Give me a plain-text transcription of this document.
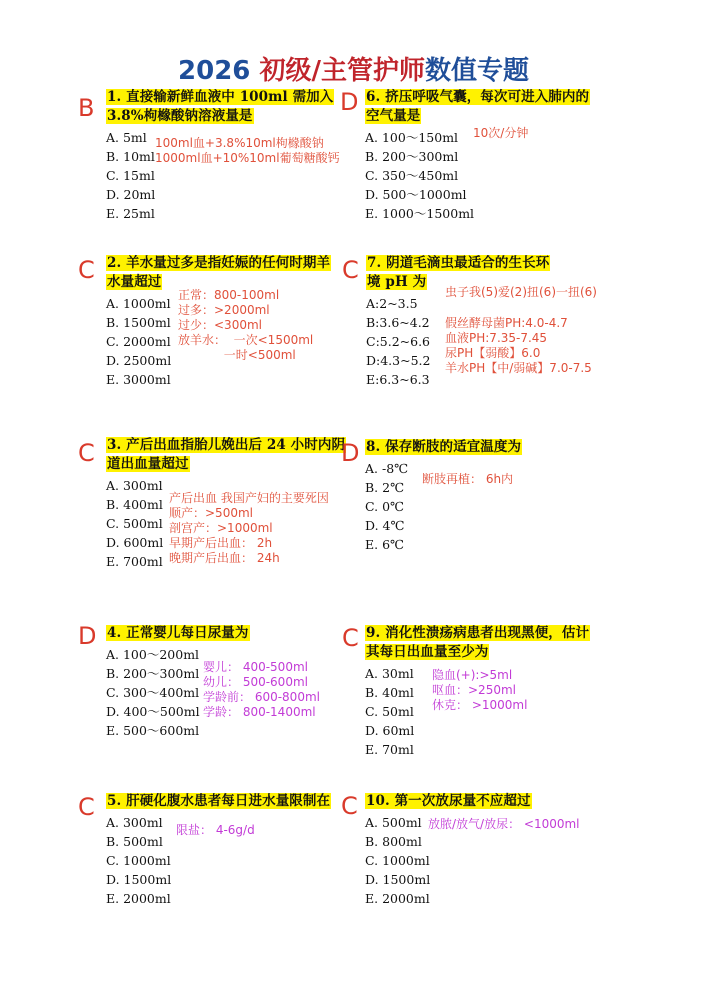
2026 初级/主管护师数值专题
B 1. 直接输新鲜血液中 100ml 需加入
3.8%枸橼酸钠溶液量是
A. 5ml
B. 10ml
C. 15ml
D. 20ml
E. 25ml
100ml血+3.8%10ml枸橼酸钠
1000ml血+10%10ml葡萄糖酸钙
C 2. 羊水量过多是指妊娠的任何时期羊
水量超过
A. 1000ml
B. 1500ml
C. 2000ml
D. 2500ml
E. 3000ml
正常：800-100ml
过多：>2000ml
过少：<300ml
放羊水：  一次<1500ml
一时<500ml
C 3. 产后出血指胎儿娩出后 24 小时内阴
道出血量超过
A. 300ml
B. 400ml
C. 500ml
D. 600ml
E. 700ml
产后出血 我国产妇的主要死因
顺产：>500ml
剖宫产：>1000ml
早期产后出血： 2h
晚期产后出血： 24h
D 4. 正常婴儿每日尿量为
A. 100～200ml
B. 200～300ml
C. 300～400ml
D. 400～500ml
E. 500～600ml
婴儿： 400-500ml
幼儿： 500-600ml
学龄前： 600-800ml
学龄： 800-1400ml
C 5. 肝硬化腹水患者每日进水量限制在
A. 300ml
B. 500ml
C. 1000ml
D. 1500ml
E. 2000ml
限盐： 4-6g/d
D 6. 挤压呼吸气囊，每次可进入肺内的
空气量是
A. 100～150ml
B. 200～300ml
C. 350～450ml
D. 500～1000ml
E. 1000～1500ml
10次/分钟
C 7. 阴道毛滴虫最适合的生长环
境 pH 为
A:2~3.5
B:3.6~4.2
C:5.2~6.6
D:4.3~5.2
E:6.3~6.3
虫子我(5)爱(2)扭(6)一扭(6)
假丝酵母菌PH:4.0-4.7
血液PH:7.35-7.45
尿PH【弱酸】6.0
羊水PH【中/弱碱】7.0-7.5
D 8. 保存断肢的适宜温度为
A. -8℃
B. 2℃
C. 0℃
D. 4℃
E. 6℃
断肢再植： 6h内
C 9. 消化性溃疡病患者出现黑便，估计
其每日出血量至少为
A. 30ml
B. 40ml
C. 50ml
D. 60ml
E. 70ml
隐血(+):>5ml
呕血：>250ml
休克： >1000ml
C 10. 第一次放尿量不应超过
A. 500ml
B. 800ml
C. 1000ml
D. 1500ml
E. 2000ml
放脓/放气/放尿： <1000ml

****************

■ GIVEN PROBLEM
All records must be output exactly as they are, except for the pictures, which are left out.

■ REPLY
Give me a plain-text transcription of this document.
2026 初级/主管护师数值专题
B 1. 直接输新鲜血液中 100ml 需加入
3.8%枸橼酸钠溶液量是
A. 5ml
B. 10ml
C. 15ml
D. 20ml
E. 25ml
100ml血+3.8%10ml枸橼酸钠
1000ml血+10%10ml葡萄糖酸钙
C 2. 羊水量过多是指妊娠的任何时期羊
水量超过
A. 1000ml
B. 1500ml
C. 2000ml
D. 2500ml
E. 3000ml
正常：800-100ml
过多：>2000ml
过少：<300ml
放羊水：  一次<1500ml
一时<500ml
C 3. 产后出血指胎儿娩出后 24 小时内阴
道出血量超过
A. 300ml
B. 400ml
C. 500ml
D. 600ml
E. 700ml
产后出血 我国产妇的主要死因
顺产：>500ml
剖宫产：>1000ml
早期产后出血： 2h
晚期产后出血： 24h
D 4. 正常婴儿每日尿量为
A. 100～200ml
B. 200～300ml
C. 300～400ml
D. 400～500ml
E. 500～600ml
婴儿： 400-500ml
幼儿： 500-600ml
学龄前： 600-800ml
学龄： 800-1400ml
C 5. 肝硬化腹水患者每日进水量限制在
A. 300ml
B. 500ml
C. 1000ml
D. 1500ml
E. 2000ml
限盐： 4-6g/d
D 6. 挤压呼吸气囊，每次可进入肺内的
空气量是
A. 100～150ml
B. 200～300ml
C. 350～450ml
D. 500～1000ml
E. 1000～1500ml
10次/分钟
C 7. 阴道毛滴虫最适合的生长环
境 pH 为
A:2~3.5
B:3.6~4.2
C:5.2~6.6
D:4.3~5.2
E:6.3~6.3
虫子我(5)爱(2)扭(6)一扭(6)
假丝酵母菌PH:4.0-4.7
血液PH:7.35-7.45
尿PH【弱酸】6.0
羊水PH【中/弱碱】7.0-7.5
D 8. 保存断肢的适宜温度为
A. -8℃
B. 2℃
C. 0℃
D. 4℃
E. 6℃
断肢再植： 6h内
C 9. 消化性溃疡病患者出现黑便，估计
其每日出血量至少为
A. 30ml
B. 40ml
C. 50ml
D. 60ml
E. 70ml
隐血(+):>5ml
呕血：>250ml
休克： >1000ml
C 10. 第一次放尿量不应超过
A. 500ml
B. 800ml
C. 1000ml
D. 1500ml
E. 2000ml
放脓/放气/放尿： <1000ml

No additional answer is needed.